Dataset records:
%%

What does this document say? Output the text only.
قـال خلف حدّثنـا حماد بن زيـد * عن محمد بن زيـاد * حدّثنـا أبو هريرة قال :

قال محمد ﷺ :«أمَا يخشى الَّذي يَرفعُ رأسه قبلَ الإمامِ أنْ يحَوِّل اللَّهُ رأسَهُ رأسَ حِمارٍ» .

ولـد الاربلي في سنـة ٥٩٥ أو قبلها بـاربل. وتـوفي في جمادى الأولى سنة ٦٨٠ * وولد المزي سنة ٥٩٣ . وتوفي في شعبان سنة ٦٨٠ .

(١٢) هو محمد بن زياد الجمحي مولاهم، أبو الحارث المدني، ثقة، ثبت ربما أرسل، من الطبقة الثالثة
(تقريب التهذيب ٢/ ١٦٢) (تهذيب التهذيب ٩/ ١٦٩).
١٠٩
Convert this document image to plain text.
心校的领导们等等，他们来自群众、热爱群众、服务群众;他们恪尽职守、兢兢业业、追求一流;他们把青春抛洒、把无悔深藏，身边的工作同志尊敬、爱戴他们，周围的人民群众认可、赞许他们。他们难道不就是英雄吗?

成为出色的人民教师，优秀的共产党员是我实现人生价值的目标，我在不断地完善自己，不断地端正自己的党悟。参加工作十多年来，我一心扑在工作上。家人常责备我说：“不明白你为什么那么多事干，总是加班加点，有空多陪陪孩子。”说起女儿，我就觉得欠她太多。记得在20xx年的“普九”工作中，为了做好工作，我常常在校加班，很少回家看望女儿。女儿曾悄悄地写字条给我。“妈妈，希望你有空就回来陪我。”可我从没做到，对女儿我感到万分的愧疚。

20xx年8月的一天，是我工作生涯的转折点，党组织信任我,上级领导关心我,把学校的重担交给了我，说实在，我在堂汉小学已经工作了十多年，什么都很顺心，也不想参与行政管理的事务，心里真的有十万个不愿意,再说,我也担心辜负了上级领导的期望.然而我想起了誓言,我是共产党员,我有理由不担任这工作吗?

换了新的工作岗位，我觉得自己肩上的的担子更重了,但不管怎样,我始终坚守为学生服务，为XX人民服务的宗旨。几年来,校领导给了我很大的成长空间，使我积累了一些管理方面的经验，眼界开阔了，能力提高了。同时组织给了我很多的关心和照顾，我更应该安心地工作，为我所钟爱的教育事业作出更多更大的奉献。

%%

## DIRECTION
Every line of the material must be returned exactly as it appears.

## TASK RESULT
What does this document say? Output the text only.
قـال خلف حدّثنـا حماد بن زيـد * عن محمد بن زيـاد * حدّثنـا أبو هريرة قال :

قال محمد ﷺ :«أمَا يخشى الَّذي يَرفعُ رأسه قبلَ الإمامِ أنْ يحَوِّل اللَّهُ رأسَهُ رأسَ حِمارٍ» .

ولـد الاربلي في سنـة ٥٩٥ أو قبلها بـاربل. وتـوفي في جمادى الأولى سنة ٦٨٠ * وولد المزي سنة ٥٩٣ . وتوفي في شعبان سنة ٦٨٠ .

(١٢) هو محمد بن زياد الجمحي مولاهم، أبو الحارث المدني، ثقة، ثبت ربما أرسل، من الطبقة الثالثة
(تقريب التهذيب ٢/ ١٦٢) (تهذيب التهذيب ٩/ ١٦٩).
١٠٩
Convert this document image to plain text.
心校的领导们等等，他们来自群众、热爱群众、服务群众;他们恪尽职守、兢兢业业、追求一流;他们把青春抛洒、把无悔深藏，身边的工作同志尊敬、爱戴他们，周围的人民群众认可、赞许他们。他们难道不就是英雄吗?

成为出色的人民教师，优秀的共产党员是我实现人生价值的目标，我在不断地完善自己，不断地端正自己的党悟。参加工作十多年来，我一心扑在工作上。家人常责备我说：“不明白你为什么那么多事干，总是加班加点，有空多陪陪孩子。”说起女儿，我就觉得欠她太多。记得在20xx年的“普九”工作中，为了做好工作，我常常在校加班，很少回家看望女儿。女儿曾悄悄地写字条给我。“妈妈，希望你有空就回来陪我。”可我从没做到，对女儿我感到万分的愧疚。

20xx年8月的一天，是我工作生涯的转折点，党组织信任我,上级领导关心我,把学校的重担交给了我，说实在，我在堂汉小学已经工作了十多年，什么都很顺心，也不想参与行政管理的事务，心里真的有十万个不愿意,再说,我也担心辜负了上级领导的期望.然而我想起了誓言,我是共产党员,我有理由不担任这工作吗?

换了新的工作岗位，我觉得自己肩上的的担子更重了,但不管怎样,我始终坚守为学生服务，为XX人民服务的宗旨。几年来,校领导给了我很大的成长空间，使我积累了一些管理方面的经验，眼界开阔了，能力提高了。同时组织给了我很多的关心和照顾，我更应该安心地工作，为我所钟爱的教育事业作出更多更大的奉献。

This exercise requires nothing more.